■ **Exercises to complete**
1. Answer these from the article on designing trailers with drivers in mind:
(a) Which outside factors does it name as compounding driver retention and recruitment difficulties?
(b) What kind of concerns does it say drivers' top concerns often are?
(c) Which two FleetPulse alerts does it give as examples?
2. Extend the article on designing trailers with drivers in mind, picking up after its last sentence.

■ **Supplied passage**
########

Designing Trailers With Drivers Top of Mind

A man wearing a blue shirt and a camouflaged baseball cap climbs into the cab of a semi truck

A fleet’s equipment choices are about more than simply moving freight efficiently. It’s just as much about taking care of the drivers—the men and women on the front lines making deliveries daily. In a world where outside factors like the economy and COVID compound driver retention and recruitment difficulties, fleets must utilize every available tool to keep their top-of-the-line drivers satisfied while running routes. 

As is the case in any job, drivers want to be heard and have their top concerns—often safety and security-related—addressed. Finding solutions to ongoing issues sometimes means tapping into new, innovative ideas.

For example, FleetPulse, Great Dane’s smart trailer telematics system, might seem to be a technician’s tool at first glance, but the mobile app and user-friendly online dashboard were also designed to be a boon for drivers. Alerts like lights-out detection or real-time ATIS status, for instance, can potentially save drivers from having to deal with a major headache down the road.

########

■ **Record excerpts**
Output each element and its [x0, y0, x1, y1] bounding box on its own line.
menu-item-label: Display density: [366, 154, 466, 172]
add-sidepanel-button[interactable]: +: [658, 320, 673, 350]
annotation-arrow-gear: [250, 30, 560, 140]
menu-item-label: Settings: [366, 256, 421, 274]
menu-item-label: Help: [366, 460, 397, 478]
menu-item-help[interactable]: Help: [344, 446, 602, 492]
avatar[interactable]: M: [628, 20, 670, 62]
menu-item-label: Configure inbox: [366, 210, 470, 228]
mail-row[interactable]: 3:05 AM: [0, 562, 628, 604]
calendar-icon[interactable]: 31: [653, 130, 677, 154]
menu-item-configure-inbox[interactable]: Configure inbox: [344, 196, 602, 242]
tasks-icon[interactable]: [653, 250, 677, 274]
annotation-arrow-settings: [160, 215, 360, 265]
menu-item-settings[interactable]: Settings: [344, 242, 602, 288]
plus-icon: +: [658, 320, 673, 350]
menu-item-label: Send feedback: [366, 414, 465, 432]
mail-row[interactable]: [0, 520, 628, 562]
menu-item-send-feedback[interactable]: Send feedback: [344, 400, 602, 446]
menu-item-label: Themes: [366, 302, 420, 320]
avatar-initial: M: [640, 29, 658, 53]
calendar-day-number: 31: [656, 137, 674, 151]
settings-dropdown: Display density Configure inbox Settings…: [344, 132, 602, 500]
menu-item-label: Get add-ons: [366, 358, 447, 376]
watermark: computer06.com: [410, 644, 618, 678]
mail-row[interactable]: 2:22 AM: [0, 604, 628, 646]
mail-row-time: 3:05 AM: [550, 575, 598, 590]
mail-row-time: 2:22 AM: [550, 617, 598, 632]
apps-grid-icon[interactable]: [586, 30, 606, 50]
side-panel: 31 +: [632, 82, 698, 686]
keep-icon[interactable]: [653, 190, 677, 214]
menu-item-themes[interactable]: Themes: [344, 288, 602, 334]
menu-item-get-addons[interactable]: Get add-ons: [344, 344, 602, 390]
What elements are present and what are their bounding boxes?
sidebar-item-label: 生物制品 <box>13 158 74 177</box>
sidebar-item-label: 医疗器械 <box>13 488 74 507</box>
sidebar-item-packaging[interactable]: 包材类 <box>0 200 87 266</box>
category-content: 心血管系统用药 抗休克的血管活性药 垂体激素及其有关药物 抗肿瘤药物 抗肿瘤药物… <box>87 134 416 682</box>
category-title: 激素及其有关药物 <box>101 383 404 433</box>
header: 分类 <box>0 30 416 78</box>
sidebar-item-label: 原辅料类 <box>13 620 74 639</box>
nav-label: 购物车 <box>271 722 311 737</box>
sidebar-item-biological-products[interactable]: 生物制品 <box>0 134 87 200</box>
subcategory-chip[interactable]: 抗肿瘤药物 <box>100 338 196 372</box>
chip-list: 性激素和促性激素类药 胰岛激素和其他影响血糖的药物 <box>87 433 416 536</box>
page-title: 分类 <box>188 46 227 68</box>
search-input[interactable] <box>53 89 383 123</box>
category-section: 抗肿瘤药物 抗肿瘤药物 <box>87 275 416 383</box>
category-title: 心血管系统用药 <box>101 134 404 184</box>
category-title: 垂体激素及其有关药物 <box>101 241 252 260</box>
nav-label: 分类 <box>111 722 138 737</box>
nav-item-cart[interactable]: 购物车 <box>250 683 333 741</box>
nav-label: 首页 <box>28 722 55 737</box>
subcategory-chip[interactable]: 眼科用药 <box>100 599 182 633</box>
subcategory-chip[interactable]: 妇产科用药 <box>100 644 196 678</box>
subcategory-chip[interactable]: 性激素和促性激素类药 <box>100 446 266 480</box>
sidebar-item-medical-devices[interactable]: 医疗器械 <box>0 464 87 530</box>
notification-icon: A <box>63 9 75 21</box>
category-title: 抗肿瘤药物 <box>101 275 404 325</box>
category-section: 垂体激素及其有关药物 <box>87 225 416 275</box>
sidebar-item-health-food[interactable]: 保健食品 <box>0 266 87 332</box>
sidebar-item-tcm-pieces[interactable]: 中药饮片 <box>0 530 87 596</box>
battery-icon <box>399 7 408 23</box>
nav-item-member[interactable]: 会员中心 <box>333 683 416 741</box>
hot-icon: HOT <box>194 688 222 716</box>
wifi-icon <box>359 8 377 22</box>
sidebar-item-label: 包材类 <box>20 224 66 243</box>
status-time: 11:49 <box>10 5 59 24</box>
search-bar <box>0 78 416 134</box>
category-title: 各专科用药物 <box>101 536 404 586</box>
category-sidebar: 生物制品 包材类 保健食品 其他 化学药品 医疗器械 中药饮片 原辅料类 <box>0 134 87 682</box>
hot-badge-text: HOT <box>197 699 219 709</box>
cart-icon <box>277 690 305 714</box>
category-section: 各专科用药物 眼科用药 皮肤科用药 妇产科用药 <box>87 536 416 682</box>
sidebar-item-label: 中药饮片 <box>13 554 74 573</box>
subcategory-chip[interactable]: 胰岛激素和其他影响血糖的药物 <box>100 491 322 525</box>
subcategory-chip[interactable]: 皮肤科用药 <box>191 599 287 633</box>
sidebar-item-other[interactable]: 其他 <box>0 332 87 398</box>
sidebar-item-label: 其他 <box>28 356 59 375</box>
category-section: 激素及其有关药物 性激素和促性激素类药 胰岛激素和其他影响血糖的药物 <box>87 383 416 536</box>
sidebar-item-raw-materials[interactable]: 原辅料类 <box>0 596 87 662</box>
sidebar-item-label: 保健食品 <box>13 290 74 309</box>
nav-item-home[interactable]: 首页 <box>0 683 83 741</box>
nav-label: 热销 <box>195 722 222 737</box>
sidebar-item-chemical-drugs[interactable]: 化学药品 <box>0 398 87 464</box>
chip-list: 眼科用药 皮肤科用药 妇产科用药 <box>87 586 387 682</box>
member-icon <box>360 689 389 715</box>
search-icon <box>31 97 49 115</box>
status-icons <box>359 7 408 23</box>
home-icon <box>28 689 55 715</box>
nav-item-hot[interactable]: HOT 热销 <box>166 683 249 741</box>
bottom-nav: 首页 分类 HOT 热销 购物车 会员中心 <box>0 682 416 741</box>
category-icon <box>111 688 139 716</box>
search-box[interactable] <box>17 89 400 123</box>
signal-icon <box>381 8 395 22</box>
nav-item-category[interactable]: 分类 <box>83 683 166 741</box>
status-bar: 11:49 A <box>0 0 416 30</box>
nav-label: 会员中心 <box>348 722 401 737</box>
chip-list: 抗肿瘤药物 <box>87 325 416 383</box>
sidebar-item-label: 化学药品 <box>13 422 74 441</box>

########

■ **Answers for each item**
1.
(a) The economy and COVID.
(b) Safety- and security-related concerns.
(c) Lights-out detection and real-time ATIS status.

2.
“FleetPulse was born out of feedback from drivers and fleets to make the pre-trip inspection easier for the driver,” says Dennis Skaradzinski, chief engineer at Great Dane. “As smart trailers evolve with more sensors, advanced warning for specific maintenance, and predicted potential downtime, it will allow drivers to drive more productively.”

Here are ways Great Dane has approached trailer design, focusing on drivers.

Illuminating Solutions

Spec’ing high-quality lighting inside and outside the trailer maximizes the driver’s safety, security, and productivity. With this in mind, Great Dane offers LED work lights above the side and rear trailer doors and LED lighting inside the trailer.

The benefits of spec’ing LED lighting over traditional incandescent bulbs are vast for such a minor detail. For the fleet, LEDs use a small percentage of power compared to the power needed to illuminate incandescent bulbs. They also don’t produce as much heat and last considerably longer.

The driver will see significant benefits when working under LED lights. “These lights improve visibility inside the trailer by significantly increasing light output from a traditional dome lamp, translating into better productivity and a safer overall environment,” says Christian Lee, Great Dane, vice president of engineering.

“Improved interior lighting improves safety for workers placing and picking cargo,” says Rick Mullininx, Great Dane, president and COO.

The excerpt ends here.